--- Start Records for this task ---

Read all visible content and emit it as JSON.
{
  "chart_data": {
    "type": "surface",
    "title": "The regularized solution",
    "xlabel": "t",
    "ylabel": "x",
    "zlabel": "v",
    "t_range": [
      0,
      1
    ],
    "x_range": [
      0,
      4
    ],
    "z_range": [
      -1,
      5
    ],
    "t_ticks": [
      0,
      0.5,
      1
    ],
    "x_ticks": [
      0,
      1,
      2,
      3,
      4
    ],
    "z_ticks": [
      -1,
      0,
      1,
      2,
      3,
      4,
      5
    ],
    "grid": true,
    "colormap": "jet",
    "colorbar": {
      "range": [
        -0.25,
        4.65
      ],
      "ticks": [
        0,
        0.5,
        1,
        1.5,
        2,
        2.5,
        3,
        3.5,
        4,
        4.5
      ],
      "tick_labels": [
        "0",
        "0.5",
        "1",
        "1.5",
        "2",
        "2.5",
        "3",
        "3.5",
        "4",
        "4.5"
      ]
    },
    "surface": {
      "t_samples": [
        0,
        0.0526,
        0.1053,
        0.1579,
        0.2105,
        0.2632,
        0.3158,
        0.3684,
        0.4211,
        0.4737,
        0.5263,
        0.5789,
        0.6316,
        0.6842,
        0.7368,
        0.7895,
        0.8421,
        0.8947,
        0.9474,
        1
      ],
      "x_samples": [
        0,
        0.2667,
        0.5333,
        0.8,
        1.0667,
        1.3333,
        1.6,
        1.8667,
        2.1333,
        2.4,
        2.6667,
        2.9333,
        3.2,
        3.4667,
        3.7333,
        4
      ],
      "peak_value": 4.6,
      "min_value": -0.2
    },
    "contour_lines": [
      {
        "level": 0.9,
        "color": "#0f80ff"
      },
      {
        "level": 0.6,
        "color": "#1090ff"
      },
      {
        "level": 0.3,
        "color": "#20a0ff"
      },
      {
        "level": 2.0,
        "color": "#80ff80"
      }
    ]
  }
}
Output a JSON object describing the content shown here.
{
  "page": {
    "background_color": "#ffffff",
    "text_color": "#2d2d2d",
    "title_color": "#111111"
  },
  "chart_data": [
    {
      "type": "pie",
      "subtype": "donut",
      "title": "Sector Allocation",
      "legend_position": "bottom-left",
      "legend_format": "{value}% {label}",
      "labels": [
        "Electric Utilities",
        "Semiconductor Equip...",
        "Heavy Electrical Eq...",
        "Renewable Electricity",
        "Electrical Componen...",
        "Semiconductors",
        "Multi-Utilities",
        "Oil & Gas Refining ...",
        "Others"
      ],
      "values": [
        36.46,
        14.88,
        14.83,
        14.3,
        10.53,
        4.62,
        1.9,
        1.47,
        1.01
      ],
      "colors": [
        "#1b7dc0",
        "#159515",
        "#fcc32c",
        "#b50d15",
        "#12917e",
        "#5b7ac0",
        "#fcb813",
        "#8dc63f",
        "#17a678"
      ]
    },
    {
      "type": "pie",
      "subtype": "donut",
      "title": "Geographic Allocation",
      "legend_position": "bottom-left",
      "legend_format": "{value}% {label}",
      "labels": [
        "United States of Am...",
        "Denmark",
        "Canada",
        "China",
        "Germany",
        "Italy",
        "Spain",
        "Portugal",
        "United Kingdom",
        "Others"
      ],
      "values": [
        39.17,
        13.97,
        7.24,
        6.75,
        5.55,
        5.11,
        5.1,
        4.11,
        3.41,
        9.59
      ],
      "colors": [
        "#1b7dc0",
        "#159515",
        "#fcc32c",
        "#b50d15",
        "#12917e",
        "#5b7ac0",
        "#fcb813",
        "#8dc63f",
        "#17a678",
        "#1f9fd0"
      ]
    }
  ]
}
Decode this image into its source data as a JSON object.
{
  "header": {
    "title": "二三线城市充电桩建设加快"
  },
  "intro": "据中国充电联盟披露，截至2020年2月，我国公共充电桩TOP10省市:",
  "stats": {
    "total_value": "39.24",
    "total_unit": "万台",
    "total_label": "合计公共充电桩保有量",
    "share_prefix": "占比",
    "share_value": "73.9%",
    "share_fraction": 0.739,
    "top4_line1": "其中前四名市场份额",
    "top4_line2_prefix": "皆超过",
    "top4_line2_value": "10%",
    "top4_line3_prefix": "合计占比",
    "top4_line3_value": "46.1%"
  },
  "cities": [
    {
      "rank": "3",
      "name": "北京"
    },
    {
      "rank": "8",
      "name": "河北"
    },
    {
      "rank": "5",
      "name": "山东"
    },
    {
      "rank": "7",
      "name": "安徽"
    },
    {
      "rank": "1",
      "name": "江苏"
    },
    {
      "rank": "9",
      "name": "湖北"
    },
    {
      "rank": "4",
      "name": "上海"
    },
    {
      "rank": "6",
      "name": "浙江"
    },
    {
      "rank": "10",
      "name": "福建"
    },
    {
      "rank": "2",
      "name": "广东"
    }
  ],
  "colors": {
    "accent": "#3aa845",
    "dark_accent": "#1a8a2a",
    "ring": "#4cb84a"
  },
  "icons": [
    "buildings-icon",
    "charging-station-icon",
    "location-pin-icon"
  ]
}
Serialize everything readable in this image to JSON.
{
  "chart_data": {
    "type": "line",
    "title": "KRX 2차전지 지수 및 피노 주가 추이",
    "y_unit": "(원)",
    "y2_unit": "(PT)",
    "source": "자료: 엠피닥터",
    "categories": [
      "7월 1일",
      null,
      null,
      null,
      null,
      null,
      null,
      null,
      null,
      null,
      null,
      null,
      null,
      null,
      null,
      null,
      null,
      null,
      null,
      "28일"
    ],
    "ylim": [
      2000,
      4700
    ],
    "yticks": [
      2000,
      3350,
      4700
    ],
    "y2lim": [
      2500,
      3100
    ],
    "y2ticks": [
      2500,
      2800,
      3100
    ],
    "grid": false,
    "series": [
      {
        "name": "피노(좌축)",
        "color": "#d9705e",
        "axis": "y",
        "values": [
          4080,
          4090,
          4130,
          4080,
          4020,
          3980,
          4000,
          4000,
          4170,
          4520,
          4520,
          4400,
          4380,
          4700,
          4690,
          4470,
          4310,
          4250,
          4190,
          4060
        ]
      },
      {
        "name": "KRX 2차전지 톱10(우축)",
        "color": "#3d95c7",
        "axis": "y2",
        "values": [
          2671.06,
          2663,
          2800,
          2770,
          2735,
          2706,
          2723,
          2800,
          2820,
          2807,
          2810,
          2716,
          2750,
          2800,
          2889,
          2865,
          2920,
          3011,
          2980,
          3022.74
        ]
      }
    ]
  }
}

--- End Records for this task ---

Stated problem
The entries above must be returned exactly.

Solution
Read all visible content and emit it as JSON.
{
  "chart_data": {
    "type": "surface",
    "title": "The regularized solution",
    "xlabel": "t",
    "ylabel": "x",
    "zlabel": "v",
    "t_range": [
      0,
      1
    ],
    "x_range": [
      0,
      4
    ],
    "z_range": [
      -1,
      5
    ],
    "t_ticks": [
      0,
      0.5,
      1
    ],
    "x_ticks": [
      0,
      1,
      2,
      3,
      4
    ],
    "z_ticks": [
      -1,
      0,
      1,
      2,
      3,
      4,
      5
    ],
    "grid": true,
    "colormap": "jet",
    "colorbar": {
      "range": [
        -0.25,
        4.65
      ],
      "ticks": [
        0,
        0.5,
        1,
        1.5,
        2,
        2.5,
        3,
        3.5,
        4,
        4.5
      ],
      "tick_labels": [
        "0",
        "0.5",
        "1",
        "1.5",
        "2",
        "2.5",
        "3",
        "3.5",
        "4",
        "4.5"
      ]
    },
    "surface": {
      "t_samples": [
        0,
        0.0526,
        0.1053,
        0.1579,
        0.2105,
        0.2632,
        0.3158,
        0.3684,
        0.4211,
        0.4737,
        0.5263,
        0.5789,
        0.6316,
        0.6842,
        0.7368,
        0.7895,
        0.8421,
        0.8947,
        0.9474,
        1
      ],
      "x_samples": [
        0,
        0.2667,
        0.5333,
        0.8,
        1.0667,
        1.3333,
        1.6,
        1.8667,
        2.1333,
        2.4,
        2.6667,
        2.9333,
        3.2,
        3.4667,
        3.7333,
        4
      ],
      "peak_value": 4.6,
      "min_value": -0.2
    },
    "contour_lines": [
      {
        "level": 0.9,
        "color": "#0f80ff"
      },
      {
        "level": 0.6,
        "color": "#1090ff"
      },
      {
        "level": 0.3,
        "color": "#20a0ff"
      },
      {
        "level": 2.0,
        "color": "#80ff80"
      }
    ]
  }
}
Output a JSON object describing the content shown here.
{
  "page": {
    "background_color": "#ffffff",
    "text_color": "#2d2d2d",
    "title_color": "#111111"
  },
  "chart_data": [
    {
      "type": "pie",
      "subtype": "donut",
      "title": "Sector Allocation",
      "legend_position": "bottom-left",
      "legend_format": "{value}% {label}",
      "labels": [
        "Electric Utilities",
        "Semiconductor Equip...",
        "Heavy Electrical Eq...",
        "Renewable Electricity",
        "Electrical Componen...",
        "Semiconductors",
        "Multi-Utilities",
        "Oil & Gas Refining ...",
        "Others"
      ],
      "values": [
        36.46,
        14.88,
        14.83,
        14.3,
        10.53,
        4.62,
        1.9,
        1.47,
        1.01
      ],
      "colors": [
        "#1b7dc0",
        "#159515",
        "#fcc32c",
        "#b50d15",
        "#12917e",
        "#5b7ac0",
        "#fcb813",
        "#8dc63f",
        "#17a678"
      ]
    },
    {
      "type": "pie",
      "subtype": "donut",
      "title": "Geographic Allocation",
      "legend_position": "bottom-left",
      "legend_format": "{value}% {label}",
      "labels": [
        "United States of Am...",
        "Denmark",
        "Canada",
        "China",
        "Germany",
        "Italy",
        "Spain",
        "Portugal",
        "United Kingdom",
        "Others"
      ],
      "values": [
        39.17,
        13.97,
        7.24,
        6.75,
        5.55,
        5.11,
        5.1,
        4.11,
        3.41,
        9.59
      ],
      "colors": [
        "#1b7dc0",
        "#159515",
        "#fcc32c",
        "#b50d15",
        "#12917e",
        "#5b7ac0",
        "#fcb813",
        "#8dc63f",
        "#17a678",
        "#1f9fd0"
      ]
    }
  ]
}
Decode this image into its source data as a JSON object.
{
  "header": {
    "title": "二三线城市充电桩建设加快"
  },
  "intro": "据中国充电联盟披露，截至2020年2月，我国公共充电桩TOP10省市:",
  "stats": {
    "total_value": "39.24",
    "total_unit": "万台",
    "total_label": "合计公共充电桩保有量",
    "share_prefix": "占比",
    "share_value": "73.9%",
    "share_fraction": 0.739,
    "top4_line1": "其中前四名市场份额",
    "top4_line2_prefix": "皆超过",
    "top4_line2_value": "10%",
    "top4_line3_prefix": "合计占比",
    "top4_line3_value": "46.1%"
  },
  "cities": [
    {
      "rank": "3",
      "name": "北京"
    },
    {
      "rank": "8",
      "name": "河北"
    },
    {
      "rank": "5",
      "name": "山东"
    },
    {
      "rank": "7",
      "name": "安徽"
    },
    {
      "rank": "1",
      "name": "江苏"
    },
    {
      "rank": "9",
      "name": "湖北"
    },
    {
      "rank": "4",
      "name": "上海"
    },
    {
      "rank": "6",
      "name": "浙江"
    },
    {
      "rank": "10",
      "name": "福建"
    },
    {
      "rank": "2",
      "name": "广东"
    }
  ],
  "colors": {
    "accent": "#3aa845",
    "dark_accent": "#1a8a2a",
    "ring": "#4cb84a"
  },
  "icons": [
    "buildings-icon",
    "charging-station-icon",
    "location-pin-icon"
  ]
}
Serialize everything readable in this image to JSON.
{
  "chart_data": {
    "type": "line",
    "title": "KRX 2차전지 지수 및 피노 주가 추이",
    "y_unit": "(원)",
    "y2_unit": "(PT)",
    "source": "자료: 엠피닥터",
    "categories": [
      "7월 1일",
      null,
      null,
      null,
      null,
      null,
      null,
      null,
      null,
      null,
      null,
      null,
      null,
      null,
      null,
      null,
      null,
      null,
      null,
      "28일"
    ],
    "ylim": [
      2000,
      4700
    ],
    "yticks": [
      2000,
      3350,
      4700
    ],
    "y2lim": [
      2500,
      3100
    ],
    "y2ticks": [
      2500,
      2800,
      3100
    ],
    "grid": false,
    "series": [
      {
        "name": "피노(좌축)",
        "color": "#d9705e",
        "axis": "y",
        "values": [
          4080,
          4090,
          4130,
          4080,
          4020,
          3980,
          4000,
          4000,
          4170,
          4520,
          4520,
          4400,
          4380,
          4700,
          4690,
          4470,
          4310,
          4250,
          4190,
          4060
        ]
      },
      {
        "name": "KRX 2차전지 톱10(우축)",
        "color": "#3d95c7",
        "axis": "y2",
        "values": [
          2671.06,
          2663,
          2800,
          2770,
          2735,
          2706,
          2723,
          2800,
          2820,
          2807,
          2810,
          2716,
          2750,
          2800,
          2889,
          2865,
          2920,
          3011,
          2980,
          3022.74
        ]
      }
    ]
  }
}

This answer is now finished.